- [Work required]: The required output is all lines below that contain the word "this".
#### Data supplied
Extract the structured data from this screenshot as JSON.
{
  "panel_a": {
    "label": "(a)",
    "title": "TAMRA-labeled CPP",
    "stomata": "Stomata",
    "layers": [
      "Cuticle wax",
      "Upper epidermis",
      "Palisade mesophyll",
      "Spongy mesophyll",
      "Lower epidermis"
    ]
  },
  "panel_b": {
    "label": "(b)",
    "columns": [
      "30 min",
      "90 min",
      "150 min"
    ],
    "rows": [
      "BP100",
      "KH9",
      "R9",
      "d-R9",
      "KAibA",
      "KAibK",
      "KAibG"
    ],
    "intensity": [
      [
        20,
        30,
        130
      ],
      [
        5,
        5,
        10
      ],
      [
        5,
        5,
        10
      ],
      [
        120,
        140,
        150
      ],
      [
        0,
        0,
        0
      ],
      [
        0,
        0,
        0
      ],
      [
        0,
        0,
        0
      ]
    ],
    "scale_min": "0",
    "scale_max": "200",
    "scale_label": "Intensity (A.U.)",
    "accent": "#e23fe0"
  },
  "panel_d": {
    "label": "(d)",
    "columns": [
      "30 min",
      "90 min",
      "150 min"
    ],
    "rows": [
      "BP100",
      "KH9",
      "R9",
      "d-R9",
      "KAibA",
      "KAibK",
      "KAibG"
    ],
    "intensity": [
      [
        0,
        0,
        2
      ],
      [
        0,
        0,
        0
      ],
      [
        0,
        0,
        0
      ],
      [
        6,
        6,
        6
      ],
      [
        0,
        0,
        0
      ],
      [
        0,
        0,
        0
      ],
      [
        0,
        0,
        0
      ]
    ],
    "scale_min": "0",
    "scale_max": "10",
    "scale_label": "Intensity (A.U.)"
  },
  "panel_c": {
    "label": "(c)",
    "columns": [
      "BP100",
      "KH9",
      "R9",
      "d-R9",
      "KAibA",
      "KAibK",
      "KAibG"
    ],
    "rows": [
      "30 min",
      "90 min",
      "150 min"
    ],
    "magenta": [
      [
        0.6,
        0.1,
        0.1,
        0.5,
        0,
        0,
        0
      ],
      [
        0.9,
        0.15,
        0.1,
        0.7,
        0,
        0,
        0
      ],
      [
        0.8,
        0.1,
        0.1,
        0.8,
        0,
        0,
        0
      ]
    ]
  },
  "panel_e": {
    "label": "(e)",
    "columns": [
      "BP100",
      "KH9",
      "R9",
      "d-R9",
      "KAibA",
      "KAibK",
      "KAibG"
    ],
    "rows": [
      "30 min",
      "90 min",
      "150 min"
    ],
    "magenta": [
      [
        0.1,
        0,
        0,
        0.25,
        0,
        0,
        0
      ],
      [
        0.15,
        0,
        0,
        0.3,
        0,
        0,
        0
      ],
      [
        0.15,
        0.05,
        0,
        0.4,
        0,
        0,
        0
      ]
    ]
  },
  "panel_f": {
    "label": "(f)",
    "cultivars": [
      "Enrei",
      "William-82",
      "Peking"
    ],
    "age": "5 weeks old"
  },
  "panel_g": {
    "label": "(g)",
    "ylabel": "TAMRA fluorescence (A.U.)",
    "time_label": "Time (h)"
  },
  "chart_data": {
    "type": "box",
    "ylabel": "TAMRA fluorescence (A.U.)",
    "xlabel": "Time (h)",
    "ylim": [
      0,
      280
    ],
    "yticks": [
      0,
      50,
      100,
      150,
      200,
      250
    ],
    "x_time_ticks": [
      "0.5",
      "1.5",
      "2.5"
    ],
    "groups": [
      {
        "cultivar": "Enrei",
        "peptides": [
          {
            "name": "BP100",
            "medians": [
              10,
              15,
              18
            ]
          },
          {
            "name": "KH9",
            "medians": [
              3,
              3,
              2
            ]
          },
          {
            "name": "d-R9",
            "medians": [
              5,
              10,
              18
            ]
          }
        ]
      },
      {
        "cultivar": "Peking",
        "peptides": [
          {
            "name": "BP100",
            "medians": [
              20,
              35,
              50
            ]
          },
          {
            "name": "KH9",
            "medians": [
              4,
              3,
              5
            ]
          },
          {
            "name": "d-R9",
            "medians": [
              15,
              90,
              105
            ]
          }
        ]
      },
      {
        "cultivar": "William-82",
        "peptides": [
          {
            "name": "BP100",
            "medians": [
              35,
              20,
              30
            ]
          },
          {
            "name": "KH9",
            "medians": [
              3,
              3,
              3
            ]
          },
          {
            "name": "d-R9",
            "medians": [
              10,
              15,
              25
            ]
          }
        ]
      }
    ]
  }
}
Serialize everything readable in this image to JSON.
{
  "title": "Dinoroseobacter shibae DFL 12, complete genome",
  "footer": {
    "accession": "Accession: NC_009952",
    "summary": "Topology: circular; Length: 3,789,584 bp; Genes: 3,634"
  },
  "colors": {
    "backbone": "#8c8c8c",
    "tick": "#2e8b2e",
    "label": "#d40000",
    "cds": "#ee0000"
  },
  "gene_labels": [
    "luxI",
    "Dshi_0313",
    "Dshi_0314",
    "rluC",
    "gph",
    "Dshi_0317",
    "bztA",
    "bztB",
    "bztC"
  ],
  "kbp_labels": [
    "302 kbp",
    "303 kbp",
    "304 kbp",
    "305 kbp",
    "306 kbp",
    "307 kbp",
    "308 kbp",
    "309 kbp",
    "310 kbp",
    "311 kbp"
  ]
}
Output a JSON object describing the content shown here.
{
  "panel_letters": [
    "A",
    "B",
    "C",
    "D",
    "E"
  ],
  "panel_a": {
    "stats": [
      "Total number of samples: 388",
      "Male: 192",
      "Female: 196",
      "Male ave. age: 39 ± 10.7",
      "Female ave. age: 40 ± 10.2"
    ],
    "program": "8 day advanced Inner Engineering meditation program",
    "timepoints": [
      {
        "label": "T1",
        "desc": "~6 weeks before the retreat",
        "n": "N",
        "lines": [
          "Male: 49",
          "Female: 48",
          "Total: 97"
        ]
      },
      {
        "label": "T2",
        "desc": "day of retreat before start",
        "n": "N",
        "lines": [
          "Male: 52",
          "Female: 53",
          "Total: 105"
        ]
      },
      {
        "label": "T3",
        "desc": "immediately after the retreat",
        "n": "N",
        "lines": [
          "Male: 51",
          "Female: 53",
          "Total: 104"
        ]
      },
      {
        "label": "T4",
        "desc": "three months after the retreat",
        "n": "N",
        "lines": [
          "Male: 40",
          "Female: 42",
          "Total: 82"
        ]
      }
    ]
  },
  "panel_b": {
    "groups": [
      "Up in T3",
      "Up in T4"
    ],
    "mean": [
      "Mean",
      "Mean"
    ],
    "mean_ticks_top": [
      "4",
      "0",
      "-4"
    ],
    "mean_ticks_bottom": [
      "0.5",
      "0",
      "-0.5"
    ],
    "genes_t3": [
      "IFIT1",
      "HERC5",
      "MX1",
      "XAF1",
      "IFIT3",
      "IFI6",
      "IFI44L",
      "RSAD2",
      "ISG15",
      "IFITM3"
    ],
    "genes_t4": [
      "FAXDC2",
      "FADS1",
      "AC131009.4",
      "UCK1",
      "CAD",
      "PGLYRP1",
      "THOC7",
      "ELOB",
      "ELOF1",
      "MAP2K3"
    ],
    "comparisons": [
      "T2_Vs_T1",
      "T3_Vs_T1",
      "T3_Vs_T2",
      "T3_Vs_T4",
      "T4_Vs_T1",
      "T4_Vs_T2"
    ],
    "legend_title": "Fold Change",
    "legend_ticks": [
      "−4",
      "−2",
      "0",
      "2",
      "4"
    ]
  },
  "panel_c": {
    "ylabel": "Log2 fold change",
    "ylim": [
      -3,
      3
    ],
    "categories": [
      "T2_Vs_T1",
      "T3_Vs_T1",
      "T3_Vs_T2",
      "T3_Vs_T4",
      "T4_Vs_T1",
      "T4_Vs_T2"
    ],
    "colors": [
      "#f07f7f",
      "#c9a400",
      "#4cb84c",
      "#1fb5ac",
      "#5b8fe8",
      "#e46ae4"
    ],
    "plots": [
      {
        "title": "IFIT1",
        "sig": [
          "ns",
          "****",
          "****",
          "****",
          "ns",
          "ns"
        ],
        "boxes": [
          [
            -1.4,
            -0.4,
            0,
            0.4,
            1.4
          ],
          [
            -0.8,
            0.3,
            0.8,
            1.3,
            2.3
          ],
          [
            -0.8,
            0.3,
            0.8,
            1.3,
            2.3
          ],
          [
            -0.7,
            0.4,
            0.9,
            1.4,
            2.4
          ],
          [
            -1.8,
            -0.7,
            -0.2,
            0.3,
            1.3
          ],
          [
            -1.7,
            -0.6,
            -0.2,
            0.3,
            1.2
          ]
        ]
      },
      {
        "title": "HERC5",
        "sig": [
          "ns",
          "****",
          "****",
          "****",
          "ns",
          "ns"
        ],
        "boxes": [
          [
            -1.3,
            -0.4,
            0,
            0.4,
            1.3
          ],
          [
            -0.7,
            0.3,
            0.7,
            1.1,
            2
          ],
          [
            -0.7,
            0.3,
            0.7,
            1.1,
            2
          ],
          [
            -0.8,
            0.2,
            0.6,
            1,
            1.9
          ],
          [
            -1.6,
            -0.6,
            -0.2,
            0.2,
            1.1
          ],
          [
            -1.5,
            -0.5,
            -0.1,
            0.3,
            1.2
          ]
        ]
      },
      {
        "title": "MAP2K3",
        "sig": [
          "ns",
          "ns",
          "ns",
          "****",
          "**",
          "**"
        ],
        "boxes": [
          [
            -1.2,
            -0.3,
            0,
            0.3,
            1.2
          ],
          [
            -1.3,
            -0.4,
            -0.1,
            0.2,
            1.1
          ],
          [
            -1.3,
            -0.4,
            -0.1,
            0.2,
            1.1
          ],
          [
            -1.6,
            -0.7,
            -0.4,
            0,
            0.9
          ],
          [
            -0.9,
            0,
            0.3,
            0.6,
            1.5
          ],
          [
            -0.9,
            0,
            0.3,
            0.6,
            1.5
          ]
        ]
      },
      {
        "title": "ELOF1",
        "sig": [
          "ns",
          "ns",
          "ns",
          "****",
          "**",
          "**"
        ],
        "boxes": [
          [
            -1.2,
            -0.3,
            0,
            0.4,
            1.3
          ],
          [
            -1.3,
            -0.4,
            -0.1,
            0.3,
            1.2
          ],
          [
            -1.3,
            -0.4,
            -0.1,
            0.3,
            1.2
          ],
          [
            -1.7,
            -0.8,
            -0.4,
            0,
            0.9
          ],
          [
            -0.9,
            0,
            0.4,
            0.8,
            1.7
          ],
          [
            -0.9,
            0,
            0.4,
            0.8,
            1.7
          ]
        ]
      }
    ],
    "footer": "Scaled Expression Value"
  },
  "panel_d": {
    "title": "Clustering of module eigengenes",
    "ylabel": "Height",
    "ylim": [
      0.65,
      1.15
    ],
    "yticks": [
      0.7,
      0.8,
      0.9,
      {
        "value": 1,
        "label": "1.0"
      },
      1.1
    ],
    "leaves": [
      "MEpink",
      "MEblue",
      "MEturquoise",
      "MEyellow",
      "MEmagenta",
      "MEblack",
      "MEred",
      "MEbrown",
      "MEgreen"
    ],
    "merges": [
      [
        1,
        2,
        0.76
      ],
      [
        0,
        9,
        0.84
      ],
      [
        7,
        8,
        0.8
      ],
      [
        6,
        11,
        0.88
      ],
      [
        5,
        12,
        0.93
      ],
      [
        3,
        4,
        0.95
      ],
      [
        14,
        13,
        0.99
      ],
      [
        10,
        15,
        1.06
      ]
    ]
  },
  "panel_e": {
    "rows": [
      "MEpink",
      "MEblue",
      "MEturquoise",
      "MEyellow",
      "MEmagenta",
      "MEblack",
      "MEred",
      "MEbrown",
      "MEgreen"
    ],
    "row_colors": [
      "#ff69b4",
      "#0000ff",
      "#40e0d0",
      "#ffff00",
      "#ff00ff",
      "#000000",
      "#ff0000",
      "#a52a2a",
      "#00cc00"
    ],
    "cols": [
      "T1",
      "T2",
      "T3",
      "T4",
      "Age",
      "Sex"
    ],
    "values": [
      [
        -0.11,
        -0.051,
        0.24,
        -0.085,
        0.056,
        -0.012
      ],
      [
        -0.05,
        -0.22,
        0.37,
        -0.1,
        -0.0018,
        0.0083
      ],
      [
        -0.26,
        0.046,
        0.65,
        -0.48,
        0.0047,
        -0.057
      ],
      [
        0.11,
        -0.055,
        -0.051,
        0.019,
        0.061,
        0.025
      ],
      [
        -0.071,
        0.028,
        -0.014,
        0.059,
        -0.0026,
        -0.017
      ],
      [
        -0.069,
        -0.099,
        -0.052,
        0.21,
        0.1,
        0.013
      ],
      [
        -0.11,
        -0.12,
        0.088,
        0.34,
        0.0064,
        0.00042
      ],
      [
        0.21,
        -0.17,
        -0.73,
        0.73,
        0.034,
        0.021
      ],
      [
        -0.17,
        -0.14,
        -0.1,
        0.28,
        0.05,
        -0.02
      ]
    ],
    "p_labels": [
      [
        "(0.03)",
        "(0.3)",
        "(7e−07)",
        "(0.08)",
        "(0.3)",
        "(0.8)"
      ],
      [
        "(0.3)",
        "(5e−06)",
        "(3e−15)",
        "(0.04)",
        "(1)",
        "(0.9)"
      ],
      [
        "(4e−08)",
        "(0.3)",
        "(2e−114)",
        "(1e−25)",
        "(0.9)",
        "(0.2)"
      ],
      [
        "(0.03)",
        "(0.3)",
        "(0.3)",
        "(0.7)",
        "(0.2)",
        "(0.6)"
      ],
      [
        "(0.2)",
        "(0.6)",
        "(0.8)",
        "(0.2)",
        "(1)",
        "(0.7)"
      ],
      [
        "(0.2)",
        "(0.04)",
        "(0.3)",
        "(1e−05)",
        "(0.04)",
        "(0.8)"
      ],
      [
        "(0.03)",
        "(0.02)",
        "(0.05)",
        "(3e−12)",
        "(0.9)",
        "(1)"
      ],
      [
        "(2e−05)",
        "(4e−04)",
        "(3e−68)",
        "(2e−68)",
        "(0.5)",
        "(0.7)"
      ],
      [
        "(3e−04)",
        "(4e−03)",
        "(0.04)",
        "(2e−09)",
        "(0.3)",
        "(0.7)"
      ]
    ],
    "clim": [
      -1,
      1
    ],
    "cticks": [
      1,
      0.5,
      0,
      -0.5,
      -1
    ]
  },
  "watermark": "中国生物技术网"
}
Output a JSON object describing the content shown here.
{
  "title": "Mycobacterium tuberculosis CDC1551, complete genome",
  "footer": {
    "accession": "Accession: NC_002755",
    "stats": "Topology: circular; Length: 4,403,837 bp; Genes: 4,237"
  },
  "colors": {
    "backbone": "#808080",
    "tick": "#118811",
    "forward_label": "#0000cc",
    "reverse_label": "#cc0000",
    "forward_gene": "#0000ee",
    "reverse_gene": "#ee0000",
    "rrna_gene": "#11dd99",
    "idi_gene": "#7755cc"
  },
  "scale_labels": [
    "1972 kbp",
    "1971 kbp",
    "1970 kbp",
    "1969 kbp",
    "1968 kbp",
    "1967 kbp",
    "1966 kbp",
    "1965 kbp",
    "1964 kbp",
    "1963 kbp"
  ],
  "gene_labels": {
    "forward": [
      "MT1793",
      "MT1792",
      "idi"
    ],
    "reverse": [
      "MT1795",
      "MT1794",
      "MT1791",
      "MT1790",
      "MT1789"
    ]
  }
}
########
- [Task answer]:
Extract the structured data from this screenshot as JSON.
Serialize everything readable in this image to JSON.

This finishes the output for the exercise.